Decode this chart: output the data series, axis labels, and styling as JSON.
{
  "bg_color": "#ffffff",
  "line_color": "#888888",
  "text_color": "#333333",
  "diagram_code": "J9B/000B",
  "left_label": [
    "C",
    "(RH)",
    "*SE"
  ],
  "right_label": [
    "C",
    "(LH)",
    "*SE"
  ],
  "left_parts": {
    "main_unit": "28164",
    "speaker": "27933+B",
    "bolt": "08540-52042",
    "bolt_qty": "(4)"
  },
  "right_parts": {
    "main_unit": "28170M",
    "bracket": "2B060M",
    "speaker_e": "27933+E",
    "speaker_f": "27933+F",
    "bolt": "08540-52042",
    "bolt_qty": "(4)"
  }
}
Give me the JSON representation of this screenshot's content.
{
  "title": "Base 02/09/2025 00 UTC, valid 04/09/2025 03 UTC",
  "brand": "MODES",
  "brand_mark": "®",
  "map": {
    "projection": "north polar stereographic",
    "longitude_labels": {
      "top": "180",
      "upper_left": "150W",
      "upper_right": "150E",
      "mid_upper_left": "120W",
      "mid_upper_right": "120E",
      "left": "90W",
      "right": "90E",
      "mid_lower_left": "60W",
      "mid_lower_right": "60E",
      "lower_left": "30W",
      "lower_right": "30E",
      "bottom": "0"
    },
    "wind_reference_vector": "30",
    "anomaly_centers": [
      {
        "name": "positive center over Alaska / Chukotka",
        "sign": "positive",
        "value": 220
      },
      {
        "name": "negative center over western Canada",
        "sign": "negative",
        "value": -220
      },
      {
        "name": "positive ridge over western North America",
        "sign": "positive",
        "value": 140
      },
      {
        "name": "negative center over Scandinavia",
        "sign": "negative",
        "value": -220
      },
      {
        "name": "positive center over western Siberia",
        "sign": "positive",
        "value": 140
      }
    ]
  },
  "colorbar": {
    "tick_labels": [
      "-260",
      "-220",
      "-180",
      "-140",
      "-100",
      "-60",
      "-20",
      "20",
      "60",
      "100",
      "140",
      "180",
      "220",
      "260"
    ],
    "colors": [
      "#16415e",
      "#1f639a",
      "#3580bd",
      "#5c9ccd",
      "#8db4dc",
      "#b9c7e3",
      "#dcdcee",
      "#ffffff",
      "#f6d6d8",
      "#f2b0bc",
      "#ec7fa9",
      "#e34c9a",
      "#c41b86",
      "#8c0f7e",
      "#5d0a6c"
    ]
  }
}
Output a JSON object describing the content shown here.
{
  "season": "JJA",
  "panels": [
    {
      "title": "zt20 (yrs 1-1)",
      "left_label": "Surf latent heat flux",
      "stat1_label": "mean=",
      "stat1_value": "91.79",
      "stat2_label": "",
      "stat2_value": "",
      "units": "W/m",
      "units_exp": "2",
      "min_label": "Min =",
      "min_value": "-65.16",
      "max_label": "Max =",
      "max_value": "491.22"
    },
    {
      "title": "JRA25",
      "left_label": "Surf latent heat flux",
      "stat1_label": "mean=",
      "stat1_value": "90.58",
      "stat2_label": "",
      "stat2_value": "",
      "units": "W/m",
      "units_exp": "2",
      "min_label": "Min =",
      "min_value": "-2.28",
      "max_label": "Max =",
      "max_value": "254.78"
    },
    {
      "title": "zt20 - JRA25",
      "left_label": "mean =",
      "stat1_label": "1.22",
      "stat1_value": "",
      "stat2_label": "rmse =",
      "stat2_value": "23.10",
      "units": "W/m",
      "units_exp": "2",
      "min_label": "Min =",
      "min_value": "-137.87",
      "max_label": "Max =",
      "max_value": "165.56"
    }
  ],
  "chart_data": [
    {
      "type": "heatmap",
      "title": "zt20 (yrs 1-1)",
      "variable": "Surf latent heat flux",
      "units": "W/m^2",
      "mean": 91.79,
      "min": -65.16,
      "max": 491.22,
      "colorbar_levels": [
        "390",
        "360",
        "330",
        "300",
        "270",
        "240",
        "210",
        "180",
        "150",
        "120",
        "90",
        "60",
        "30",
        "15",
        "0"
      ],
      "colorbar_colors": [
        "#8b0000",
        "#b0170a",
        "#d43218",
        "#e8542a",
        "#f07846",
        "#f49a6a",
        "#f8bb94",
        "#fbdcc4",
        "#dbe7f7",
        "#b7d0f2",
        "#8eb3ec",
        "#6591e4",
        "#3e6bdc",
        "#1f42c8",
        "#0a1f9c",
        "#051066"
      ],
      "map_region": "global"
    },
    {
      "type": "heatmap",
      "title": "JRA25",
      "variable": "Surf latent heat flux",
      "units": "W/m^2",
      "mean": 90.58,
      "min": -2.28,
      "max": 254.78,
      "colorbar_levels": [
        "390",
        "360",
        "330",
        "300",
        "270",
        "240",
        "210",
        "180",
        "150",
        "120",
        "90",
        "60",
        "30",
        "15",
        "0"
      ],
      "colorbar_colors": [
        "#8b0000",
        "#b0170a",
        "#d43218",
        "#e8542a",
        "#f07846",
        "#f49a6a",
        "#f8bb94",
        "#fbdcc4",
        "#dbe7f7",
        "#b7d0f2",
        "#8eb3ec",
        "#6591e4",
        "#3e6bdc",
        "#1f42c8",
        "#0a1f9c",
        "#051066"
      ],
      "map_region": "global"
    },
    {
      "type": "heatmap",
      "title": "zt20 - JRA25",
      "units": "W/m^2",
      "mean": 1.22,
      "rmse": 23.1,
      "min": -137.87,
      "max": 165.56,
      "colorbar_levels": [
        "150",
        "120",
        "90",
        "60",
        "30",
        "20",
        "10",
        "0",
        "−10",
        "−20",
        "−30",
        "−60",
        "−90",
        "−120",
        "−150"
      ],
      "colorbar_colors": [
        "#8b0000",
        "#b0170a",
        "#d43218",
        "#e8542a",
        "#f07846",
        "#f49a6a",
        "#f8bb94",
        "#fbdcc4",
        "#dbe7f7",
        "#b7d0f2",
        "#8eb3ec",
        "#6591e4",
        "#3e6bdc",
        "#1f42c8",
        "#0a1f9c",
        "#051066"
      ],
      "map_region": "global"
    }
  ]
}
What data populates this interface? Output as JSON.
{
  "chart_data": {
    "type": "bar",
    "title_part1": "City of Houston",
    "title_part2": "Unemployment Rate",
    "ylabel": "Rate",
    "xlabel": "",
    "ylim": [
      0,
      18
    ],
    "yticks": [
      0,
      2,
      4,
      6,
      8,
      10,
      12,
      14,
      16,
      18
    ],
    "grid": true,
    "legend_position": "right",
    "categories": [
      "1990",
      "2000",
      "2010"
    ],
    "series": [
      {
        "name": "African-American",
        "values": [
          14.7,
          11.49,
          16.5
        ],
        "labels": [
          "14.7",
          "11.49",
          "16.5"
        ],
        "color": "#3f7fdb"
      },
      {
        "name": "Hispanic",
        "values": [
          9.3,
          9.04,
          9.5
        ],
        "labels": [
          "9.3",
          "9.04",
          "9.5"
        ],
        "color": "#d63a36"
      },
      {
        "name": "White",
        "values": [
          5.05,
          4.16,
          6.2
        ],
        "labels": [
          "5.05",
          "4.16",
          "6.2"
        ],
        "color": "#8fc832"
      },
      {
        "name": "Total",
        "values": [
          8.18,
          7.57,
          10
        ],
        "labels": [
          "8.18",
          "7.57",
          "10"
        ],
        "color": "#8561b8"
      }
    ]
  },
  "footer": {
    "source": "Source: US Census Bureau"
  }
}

=-=-=-=-=

Search the lines above for the string "negative", then show every one that has it.

Reply:
        "name": "negative center over western Canada",
        "sign": "negative",
        "name": "negative center over Scandinavia",
        "sign": "negative",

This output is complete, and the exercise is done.